What is required:
The answer should be a single number: how many lines of the entries below hold the word "data".

::::

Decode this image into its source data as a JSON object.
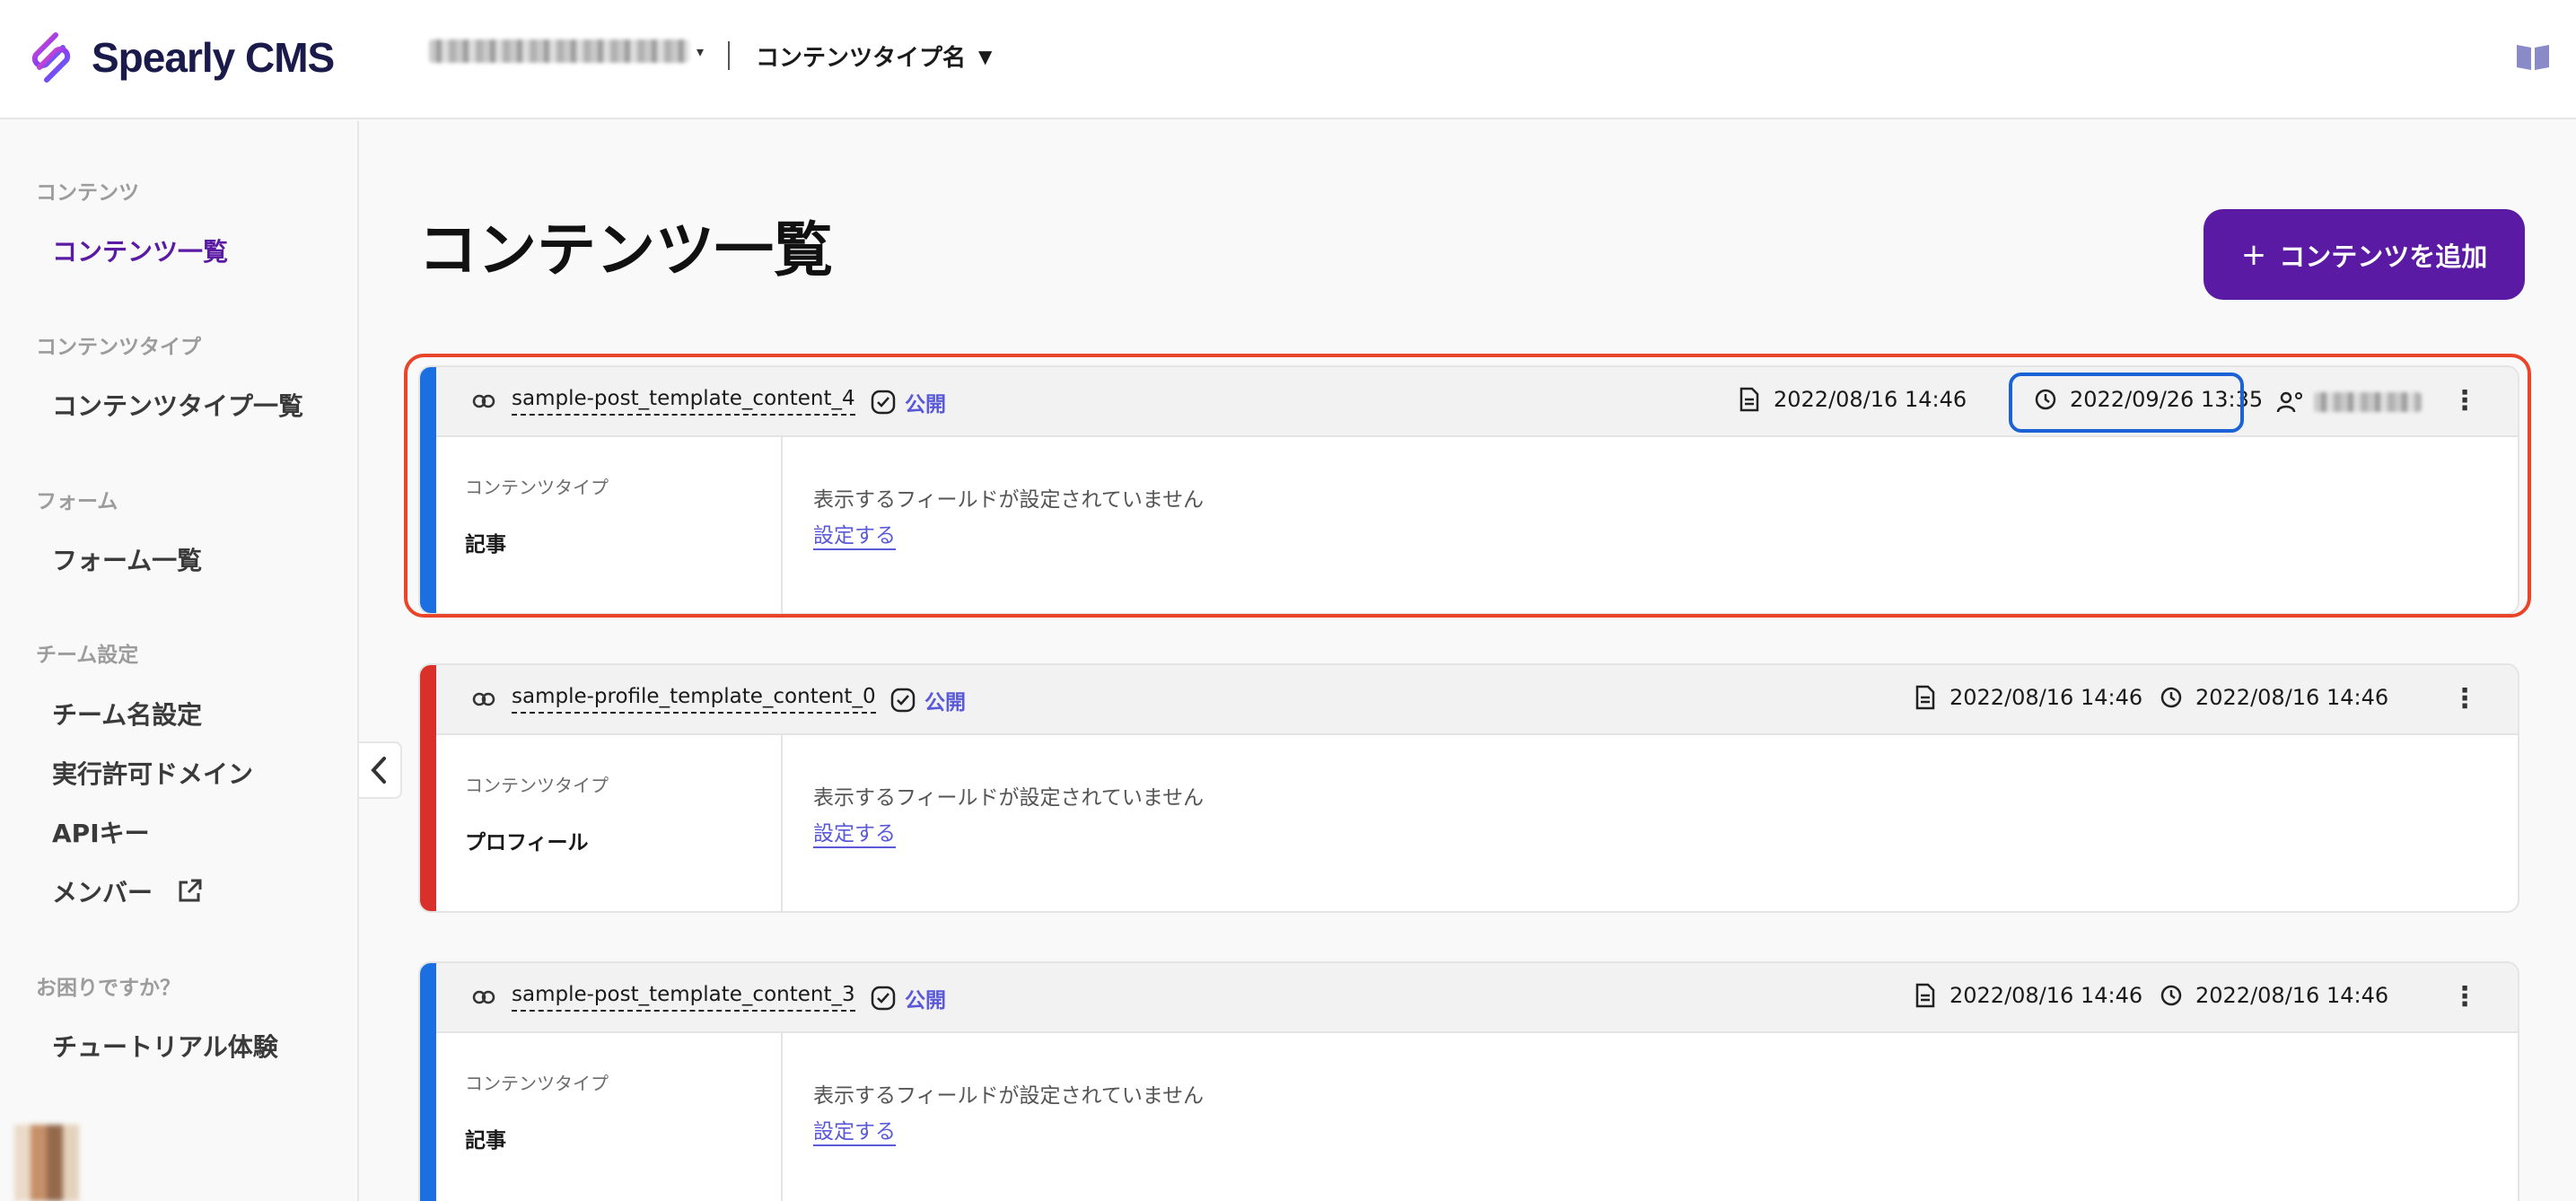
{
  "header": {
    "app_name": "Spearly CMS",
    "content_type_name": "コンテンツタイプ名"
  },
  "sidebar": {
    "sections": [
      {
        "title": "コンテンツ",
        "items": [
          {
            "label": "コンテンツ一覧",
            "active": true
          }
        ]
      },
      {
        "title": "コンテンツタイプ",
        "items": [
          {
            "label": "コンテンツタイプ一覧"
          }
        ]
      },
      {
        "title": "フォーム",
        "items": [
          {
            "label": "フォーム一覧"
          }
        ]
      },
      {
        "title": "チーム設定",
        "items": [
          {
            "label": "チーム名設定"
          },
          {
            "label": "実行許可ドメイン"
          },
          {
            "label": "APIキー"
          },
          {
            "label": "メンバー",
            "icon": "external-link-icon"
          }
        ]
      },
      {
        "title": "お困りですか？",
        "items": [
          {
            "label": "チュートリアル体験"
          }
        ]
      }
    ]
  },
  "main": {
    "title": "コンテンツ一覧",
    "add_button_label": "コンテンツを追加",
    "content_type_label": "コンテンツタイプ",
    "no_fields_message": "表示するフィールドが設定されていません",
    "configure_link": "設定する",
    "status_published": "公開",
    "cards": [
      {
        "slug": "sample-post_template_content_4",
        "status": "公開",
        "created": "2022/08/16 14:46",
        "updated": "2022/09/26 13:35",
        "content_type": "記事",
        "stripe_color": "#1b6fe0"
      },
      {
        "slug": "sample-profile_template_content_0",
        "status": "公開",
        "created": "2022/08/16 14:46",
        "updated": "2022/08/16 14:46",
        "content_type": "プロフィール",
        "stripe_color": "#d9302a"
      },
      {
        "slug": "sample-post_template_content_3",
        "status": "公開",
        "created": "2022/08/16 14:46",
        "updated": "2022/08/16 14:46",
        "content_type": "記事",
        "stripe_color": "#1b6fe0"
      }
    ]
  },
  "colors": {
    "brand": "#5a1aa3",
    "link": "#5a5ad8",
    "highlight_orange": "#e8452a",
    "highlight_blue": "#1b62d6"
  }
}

::::

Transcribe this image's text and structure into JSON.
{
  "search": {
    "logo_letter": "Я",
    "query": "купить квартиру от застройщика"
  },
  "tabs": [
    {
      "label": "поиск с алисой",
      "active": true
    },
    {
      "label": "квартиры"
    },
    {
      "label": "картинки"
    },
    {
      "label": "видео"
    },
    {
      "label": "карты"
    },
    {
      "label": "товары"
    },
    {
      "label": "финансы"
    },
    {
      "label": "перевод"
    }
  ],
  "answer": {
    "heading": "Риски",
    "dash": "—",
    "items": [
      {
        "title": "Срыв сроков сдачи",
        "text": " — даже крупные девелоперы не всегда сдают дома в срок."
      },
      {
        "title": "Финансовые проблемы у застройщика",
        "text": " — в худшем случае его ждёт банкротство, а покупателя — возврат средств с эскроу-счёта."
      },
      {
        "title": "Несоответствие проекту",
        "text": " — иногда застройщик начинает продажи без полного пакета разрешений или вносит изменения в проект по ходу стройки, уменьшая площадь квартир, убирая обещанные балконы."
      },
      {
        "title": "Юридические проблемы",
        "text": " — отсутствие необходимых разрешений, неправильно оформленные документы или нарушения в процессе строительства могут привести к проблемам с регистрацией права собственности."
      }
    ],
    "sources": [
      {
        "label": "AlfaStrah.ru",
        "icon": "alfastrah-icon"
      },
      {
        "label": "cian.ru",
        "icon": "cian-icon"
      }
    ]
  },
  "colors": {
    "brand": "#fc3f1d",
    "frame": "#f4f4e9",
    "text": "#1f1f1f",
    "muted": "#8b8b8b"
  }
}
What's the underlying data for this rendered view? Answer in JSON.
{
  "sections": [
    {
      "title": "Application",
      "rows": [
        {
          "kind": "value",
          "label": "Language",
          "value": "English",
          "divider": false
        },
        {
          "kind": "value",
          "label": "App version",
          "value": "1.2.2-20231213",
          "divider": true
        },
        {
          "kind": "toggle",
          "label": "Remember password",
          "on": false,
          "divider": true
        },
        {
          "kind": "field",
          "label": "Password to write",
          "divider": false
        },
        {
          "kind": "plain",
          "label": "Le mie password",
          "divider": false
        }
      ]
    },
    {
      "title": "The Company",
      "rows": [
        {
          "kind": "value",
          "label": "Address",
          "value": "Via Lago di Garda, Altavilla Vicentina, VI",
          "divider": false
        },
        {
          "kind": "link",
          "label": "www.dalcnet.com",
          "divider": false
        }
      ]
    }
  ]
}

::::

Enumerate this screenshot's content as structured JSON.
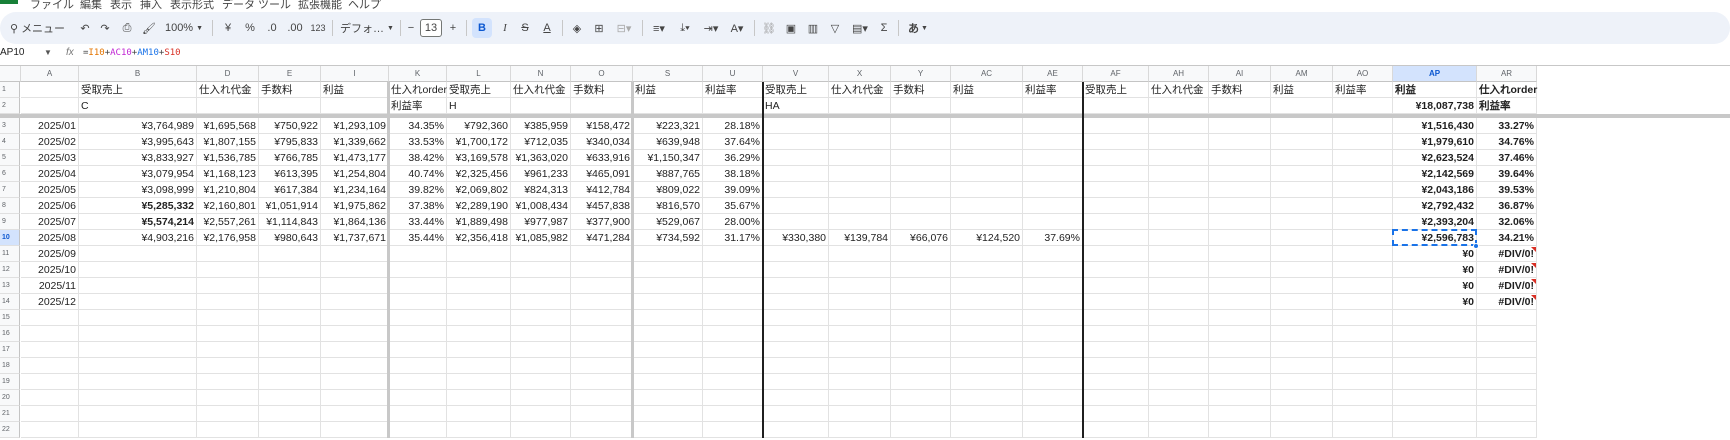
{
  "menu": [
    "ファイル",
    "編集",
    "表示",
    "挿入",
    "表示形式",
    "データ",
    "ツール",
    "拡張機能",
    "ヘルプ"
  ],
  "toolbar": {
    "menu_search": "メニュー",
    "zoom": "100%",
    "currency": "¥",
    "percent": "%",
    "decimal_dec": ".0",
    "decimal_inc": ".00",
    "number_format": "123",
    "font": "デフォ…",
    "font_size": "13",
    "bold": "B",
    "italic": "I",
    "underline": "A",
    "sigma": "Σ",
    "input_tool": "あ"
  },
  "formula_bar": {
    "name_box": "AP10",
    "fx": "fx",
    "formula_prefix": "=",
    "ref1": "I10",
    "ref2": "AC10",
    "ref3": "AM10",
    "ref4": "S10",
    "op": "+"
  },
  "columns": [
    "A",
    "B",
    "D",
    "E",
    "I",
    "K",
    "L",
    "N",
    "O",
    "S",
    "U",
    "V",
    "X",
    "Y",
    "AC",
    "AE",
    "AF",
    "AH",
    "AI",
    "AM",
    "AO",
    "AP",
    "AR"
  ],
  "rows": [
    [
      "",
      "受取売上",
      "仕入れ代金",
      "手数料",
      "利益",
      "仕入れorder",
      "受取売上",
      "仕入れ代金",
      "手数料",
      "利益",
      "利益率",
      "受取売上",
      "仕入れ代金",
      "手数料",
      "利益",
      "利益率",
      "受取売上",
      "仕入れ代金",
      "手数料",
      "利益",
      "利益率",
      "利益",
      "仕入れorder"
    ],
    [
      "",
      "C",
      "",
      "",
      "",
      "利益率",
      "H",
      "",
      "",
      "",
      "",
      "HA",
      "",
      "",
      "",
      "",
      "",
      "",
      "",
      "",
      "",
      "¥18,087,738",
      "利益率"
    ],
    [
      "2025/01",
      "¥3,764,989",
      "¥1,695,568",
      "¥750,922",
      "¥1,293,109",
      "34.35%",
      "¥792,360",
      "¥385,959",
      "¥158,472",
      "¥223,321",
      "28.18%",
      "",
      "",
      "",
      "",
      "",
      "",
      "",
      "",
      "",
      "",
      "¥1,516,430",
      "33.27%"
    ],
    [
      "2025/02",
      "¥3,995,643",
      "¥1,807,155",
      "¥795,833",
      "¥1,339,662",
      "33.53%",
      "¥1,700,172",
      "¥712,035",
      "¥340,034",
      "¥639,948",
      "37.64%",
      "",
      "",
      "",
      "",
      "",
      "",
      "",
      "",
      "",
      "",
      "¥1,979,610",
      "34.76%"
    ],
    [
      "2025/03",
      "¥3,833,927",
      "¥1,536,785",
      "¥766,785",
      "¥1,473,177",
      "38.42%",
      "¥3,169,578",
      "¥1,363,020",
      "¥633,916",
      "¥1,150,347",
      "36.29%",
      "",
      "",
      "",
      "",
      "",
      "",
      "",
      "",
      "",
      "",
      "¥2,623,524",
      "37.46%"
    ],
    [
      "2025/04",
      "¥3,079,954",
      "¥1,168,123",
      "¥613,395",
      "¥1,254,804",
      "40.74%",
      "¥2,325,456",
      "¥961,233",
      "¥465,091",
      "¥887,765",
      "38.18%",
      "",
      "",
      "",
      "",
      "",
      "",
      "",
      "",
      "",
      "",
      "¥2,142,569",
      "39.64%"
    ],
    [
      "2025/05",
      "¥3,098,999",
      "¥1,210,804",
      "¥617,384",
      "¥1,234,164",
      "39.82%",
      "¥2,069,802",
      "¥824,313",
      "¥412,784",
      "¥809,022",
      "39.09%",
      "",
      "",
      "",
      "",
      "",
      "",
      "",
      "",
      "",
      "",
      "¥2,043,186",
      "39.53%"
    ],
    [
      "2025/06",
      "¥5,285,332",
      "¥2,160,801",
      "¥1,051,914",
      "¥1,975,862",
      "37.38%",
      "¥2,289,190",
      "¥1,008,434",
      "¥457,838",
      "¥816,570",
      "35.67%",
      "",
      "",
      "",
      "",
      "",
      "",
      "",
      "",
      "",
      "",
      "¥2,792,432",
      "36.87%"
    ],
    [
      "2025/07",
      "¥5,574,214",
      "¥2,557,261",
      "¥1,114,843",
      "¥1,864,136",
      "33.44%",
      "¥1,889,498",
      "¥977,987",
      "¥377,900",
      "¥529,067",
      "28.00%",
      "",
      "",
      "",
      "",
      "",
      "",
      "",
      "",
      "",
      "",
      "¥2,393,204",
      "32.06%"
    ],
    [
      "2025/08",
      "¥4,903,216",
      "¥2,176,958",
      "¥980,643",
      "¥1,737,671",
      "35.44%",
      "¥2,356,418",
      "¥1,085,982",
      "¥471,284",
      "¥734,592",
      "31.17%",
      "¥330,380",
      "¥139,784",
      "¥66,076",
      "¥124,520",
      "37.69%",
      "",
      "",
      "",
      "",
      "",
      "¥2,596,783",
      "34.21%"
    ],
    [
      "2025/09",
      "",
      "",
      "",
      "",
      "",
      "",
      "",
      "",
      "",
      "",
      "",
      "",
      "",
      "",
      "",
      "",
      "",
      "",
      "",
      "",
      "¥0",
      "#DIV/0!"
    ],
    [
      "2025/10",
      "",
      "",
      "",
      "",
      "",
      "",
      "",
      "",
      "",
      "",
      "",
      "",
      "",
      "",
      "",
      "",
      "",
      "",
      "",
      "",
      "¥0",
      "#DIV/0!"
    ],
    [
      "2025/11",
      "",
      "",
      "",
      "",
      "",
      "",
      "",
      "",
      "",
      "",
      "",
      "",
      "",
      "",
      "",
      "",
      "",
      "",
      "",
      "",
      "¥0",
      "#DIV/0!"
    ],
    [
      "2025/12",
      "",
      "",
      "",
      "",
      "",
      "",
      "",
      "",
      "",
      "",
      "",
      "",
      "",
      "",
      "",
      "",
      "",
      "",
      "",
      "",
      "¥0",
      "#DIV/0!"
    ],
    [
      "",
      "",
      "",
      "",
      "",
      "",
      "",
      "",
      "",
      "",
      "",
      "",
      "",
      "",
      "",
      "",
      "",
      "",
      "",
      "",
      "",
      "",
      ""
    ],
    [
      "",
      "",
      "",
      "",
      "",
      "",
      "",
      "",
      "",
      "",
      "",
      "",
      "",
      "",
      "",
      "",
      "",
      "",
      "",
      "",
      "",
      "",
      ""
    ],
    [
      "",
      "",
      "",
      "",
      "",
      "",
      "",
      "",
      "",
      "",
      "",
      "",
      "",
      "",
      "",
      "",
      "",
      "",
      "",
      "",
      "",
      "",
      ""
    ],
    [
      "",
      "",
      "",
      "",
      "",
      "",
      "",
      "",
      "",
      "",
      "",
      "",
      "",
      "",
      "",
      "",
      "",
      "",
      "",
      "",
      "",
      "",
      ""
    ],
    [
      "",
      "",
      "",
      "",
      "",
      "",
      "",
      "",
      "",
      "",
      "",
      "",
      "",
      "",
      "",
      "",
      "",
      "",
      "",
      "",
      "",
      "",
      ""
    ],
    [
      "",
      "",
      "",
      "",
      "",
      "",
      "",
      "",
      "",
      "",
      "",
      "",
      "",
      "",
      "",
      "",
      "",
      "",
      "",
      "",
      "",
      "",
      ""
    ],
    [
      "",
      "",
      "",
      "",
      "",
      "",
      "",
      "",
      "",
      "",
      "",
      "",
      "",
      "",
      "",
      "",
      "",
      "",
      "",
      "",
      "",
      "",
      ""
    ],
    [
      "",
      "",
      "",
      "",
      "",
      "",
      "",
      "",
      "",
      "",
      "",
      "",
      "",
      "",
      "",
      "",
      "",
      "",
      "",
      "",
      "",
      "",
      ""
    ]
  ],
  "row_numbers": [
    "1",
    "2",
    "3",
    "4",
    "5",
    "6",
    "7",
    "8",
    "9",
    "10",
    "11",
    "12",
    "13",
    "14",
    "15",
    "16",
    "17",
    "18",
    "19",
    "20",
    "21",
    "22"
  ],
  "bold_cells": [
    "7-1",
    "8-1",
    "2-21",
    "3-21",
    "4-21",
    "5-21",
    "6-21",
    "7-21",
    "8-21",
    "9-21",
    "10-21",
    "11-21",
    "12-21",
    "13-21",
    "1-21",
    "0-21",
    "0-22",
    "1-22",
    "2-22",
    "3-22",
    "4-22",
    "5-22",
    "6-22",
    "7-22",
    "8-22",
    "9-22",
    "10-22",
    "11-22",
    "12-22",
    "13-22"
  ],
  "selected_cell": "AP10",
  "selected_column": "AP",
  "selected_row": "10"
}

::::

Correct output:
2